▶ _Page text_
Switch Design Signoff with IC Validator
by Alex Tan on 01-29-2019 at 12:00 pm
Categories: EDA, Synopsys
1 Comment

The surge of network traffic at the data centers has driven to an increase in network bandwidth, doubling every 12-15 months according to a study conducted on Google’s data centers. The primary drivers to this uptick include the proliferation of cloud computing, more distributed storage architecture, emerging applications in AI, 5G and video streamings.

Innovium is a provider of high performance and highly scalable switching silicon solutions for data centers. Its TERALYNXTM Ethernet Switch family supports switch capacity ranging from 3.2 Tbps through 12.8 Tbps with large buffers. Key to its network switch design requirements are the power efficiency in terms of performance per watt, a very low latency and inherently high port count connectivity. Innovium has rolled-out several generation of silicon starting with 28nm at 3.2Tbps and the most recent one in 16nm at 12.8Tbps. One of the main challenges to its silicon design is the need to reduce the physical verification time.

IC Validator™ is a comprehensive physical verification solution from Synopsys. It delivers both performance scalability and a broad runset support for advanced process nodes including 7nm FinFET. IC Validator’s Design Rule Checking (DRC) and Layout Versus Schematic (LVS) physical verification engine has near-linear scalability performance across hundreds of CPU cores and substantially reduces the time to results as shown in Figure 2.

Earlier this month, Synopsys announced Innovium adoption of IC Validator as its TERALYNX physical signoff tool. Innovium was able to take advantage of IC Validator’s performance scaling across 250 plus CPU cores to complete full-chip DRC/LVS signoff in TSMC 16 FinFET process within a day.

“Physical verification is on the critical path to our tapeout. Early physical verification closure is essential to ensure that design schedules are met,” said Keith Ring, vice president of Technology at Innovium. “IC Validator performance enabled us to complete full-chip DRC and LVS signoff within a day for our flagship network switch design.”

“Designers are challenged to close physical verification within schedule because of the increasing manufacturing complexity at advanced technology nodes,” said Christen Decoin, senior director of business development, Design Group at Synopsys. “Through high performance, scalability, and readily available optimized runsets from all major foundries, IC Validator is providing designers with the fastest path to production silicon.”

I had the opportunity to talk about this announcement with Manoz Palaparthi, Synopsys Technical Marketing Manager. The following is his excerpted responses to my inquiries:

What types of challenges that Innovium overcame by migrating to IC Validator physical signoff?
Performance was a key concern for Innovium. The design is large with several billions of transistors to verify. As such, the traditional full-chip DRC signoff happens late in the design flow and its long runtimes can lead to tapeout delays. With IC Validator, Innovium could complete full chip DRC and LVS runs under one day. Innovium used IC Validator across more than 250 CPU cores to take advantage of IC Validator’s distributed processing and scalability.

▶ _Stated exercise 1_
Can you copy out the rows starting with the line that contains "Localize 64 of" and going on through the line that contains "slice-label: 輸出量 bbox=[95, 988, 131, 1002]", leaving the pictures out?

▶ _Rows_
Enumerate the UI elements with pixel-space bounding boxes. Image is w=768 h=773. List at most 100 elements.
* * *
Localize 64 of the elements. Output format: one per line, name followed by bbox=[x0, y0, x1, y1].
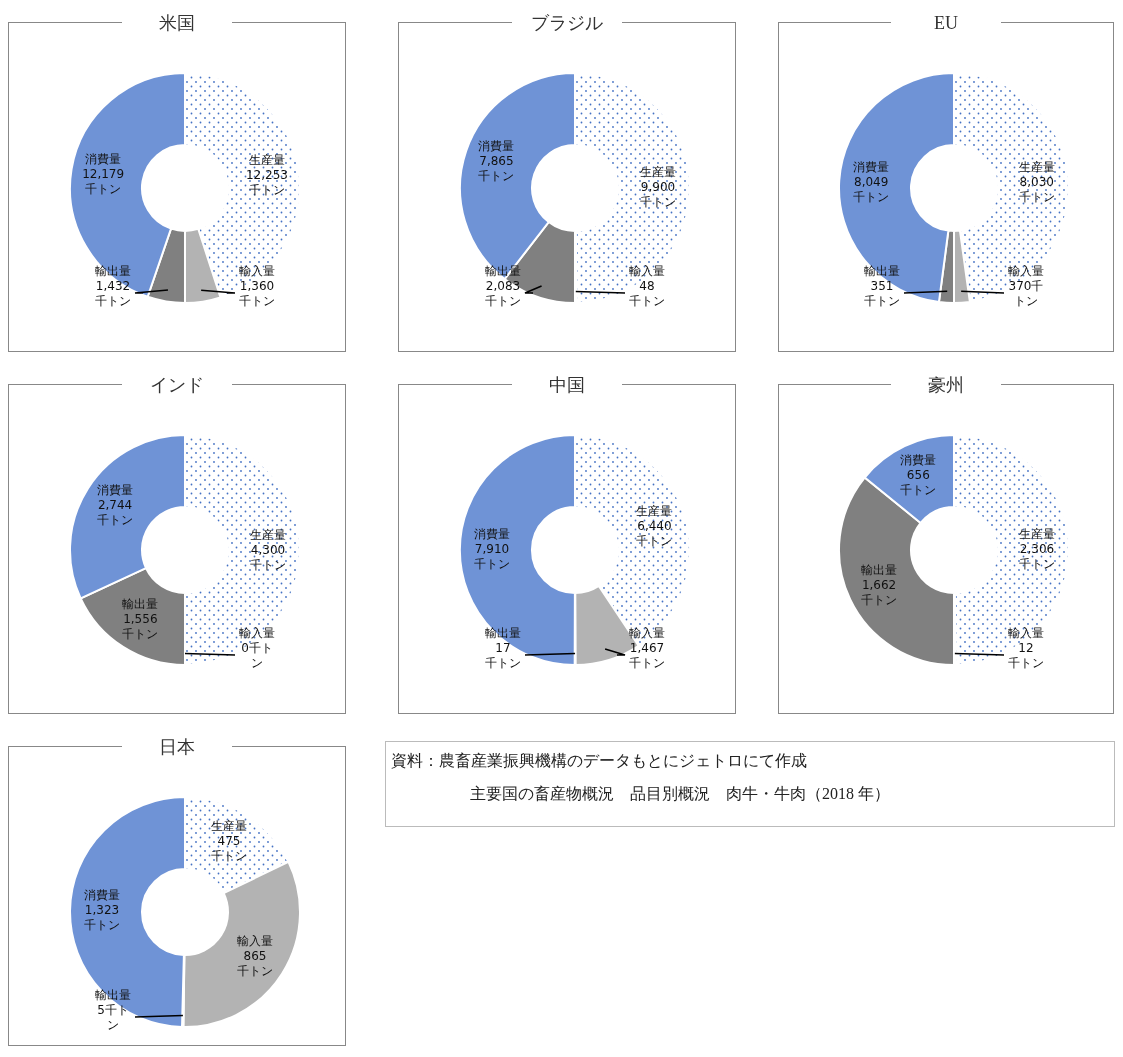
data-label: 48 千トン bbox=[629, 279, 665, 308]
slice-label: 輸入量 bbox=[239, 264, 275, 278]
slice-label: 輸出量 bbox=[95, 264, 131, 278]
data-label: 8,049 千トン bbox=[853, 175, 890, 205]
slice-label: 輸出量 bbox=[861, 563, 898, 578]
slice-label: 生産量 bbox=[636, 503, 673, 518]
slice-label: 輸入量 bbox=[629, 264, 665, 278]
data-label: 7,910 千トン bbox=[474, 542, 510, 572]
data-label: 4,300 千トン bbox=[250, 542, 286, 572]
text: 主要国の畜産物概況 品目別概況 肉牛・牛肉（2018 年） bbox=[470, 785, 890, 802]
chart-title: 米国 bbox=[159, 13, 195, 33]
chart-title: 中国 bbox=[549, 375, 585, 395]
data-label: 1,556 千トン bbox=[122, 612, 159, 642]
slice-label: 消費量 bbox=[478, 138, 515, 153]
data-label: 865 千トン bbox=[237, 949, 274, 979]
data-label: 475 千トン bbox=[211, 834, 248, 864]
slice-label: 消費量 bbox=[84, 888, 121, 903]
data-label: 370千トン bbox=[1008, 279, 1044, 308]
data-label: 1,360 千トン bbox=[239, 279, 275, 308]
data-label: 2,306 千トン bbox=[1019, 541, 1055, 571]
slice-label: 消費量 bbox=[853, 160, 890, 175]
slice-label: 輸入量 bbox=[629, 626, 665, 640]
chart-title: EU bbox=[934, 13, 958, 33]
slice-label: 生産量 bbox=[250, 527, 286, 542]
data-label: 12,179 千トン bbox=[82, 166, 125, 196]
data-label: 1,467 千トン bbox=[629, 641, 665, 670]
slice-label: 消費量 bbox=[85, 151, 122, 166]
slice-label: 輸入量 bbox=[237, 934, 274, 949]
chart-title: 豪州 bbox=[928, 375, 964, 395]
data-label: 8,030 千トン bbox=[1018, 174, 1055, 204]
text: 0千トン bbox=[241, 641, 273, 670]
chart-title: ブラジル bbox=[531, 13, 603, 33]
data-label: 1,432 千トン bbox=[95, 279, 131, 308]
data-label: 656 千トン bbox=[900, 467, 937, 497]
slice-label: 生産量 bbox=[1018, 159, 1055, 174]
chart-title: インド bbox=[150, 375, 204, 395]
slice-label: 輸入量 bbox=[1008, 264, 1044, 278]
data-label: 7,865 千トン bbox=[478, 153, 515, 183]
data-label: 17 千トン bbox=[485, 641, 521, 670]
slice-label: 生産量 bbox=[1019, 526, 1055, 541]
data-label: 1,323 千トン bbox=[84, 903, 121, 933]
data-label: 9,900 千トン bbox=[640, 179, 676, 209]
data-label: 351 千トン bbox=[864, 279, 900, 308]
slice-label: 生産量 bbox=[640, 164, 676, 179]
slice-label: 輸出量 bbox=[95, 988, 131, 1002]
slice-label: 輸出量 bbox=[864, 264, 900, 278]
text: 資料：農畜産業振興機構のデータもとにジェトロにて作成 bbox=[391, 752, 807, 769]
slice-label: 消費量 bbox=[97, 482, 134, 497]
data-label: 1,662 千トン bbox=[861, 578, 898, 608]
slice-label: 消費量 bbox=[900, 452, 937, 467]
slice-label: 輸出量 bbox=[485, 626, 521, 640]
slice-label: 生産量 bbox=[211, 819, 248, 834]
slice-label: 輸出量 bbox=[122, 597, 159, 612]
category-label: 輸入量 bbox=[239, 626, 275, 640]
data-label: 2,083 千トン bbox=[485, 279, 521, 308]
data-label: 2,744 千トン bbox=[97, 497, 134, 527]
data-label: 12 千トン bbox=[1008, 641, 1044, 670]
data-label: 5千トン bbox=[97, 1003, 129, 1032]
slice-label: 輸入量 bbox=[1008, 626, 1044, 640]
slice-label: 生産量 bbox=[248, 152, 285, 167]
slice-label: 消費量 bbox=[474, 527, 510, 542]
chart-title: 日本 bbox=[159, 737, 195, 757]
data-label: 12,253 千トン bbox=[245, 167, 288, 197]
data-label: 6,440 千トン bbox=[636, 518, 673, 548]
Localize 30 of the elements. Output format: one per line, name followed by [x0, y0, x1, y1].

▶ _Stated exercise 2_
Do these statements agree with the article on switch design signoff? (a) Innovium's switch family supports capacity from 3.2 Tbps through 12.8 Tbps. (b) Innovium's most recent silicon generation is in 28nm. (c) Innovium ran IC Validator across fewer than 100 CPU cores. Answer yes or no for each and quote the deciding words of the article.

▶ _Written solution 1_
Localize 64 of the elements. Output format: one per line, name followed by bbox=[x0, y0, x1, y1].
data-label: 48 千トン bbox=[629, 279, 665, 308]
slice-label: 輸入量 bbox=[239, 264, 275, 278]
slice-label: 輸出量 bbox=[95, 264, 131, 278]
data-label: 8,049 千トン bbox=[853, 175, 890, 205]
slice-label: 輸出量 bbox=[861, 563, 898, 578]
slice-label: 生産量 bbox=[636, 503, 673, 518]
slice-label: 輸入量 bbox=[629, 264, 665, 278]
data-label: 7,910 千トン bbox=[474, 542, 510, 572]
data-label: 4,300 千トン bbox=[250, 542, 286, 572]
text: 主要国の畜産物概況 品目別概況 肉牛・牛肉（2018 年） bbox=[470, 785, 890, 802]
chart-title: 米国 bbox=[159, 13, 195, 33]
chart-title: 中国 bbox=[549, 375, 585, 395]
data-label: 1,556 千トン bbox=[122, 612, 159, 642]
slice-label: 消費量 bbox=[478, 138, 515, 153]
data-label: 865 千トン bbox=[237, 949, 274, 979]
data-label: 475 千トン bbox=[211, 834, 248, 864]
slice-label: 消費量 bbox=[84, 888, 121, 903]
data-label: 370千トン bbox=[1008, 279, 1044, 308]
data-label: 1,360 千トン bbox=[239, 279, 275, 308]
data-label: 2,306 千トン bbox=[1019, 541, 1055, 571]
slice-label: 消費量 bbox=[853, 160, 890, 175]
slice-label: 輸入量 bbox=[629, 626, 665, 640]
chart-title: EU bbox=[934, 13, 958, 33]
slice-label: 生産量 bbox=[250, 527, 286, 542]
data-label: 12,179 千トン bbox=[82, 166, 125, 196]
data-label: 1,467 千トン bbox=[629, 641, 665, 670]
slice-label: 消費量 bbox=[85, 151, 122, 166]
slice-label: 輸入量 bbox=[237, 934, 274, 949]
chart-title: 豪州 bbox=[928, 375, 964, 395]
data-label: 8,030 千トン bbox=[1018, 174, 1055, 204]
text: 0千トン bbox=[241, 641, 273, 670]
chart-title: ブラジル bbox=[531, 13, 603, 33]
data-label: 1,432 千トン bbox=[95, 279, 131, 308]
data-label: 656 千トン bbox=[900, 467, 937, 497]
slice-label: 生産量 bbox=[1018, 159, 1055, 174]
chart-title: インド bbox=[150, 375, 204, 395]
slice-label: 輸入量 bbox=[1008, 264, 1044, 278]
data-label: 7,865 千トン bbox=[478, 153, 515, 183]
data-label: 17 千トン bbox=[485, 641, 521, 670]
slice-label: 生産量 bbox=[1019, 526, 1055, 541]
data-label: 1,323 千トン bbox=[84, 903, 121, 933]
data-label: 9,900 千トン bbox=[640, 179, 676, 209]
data-label: 351 千トン bbox=[864, 279, 900, 308]
slice-label: 生産量 bbox=[640, 164, 676, 179]
slice-label: 輸出量 bbox=[95, 988, 131, 1002]

▶ _Written solution 2_
(a) Yes: "supports switch capacity ranging from 3.2 Tbps through 12.8 Tbps"
(b) No: "the most recent one in 16nm at 12.8Tbps"
(c) No: "Innovium used IC Validator across more than 250 CPU cores"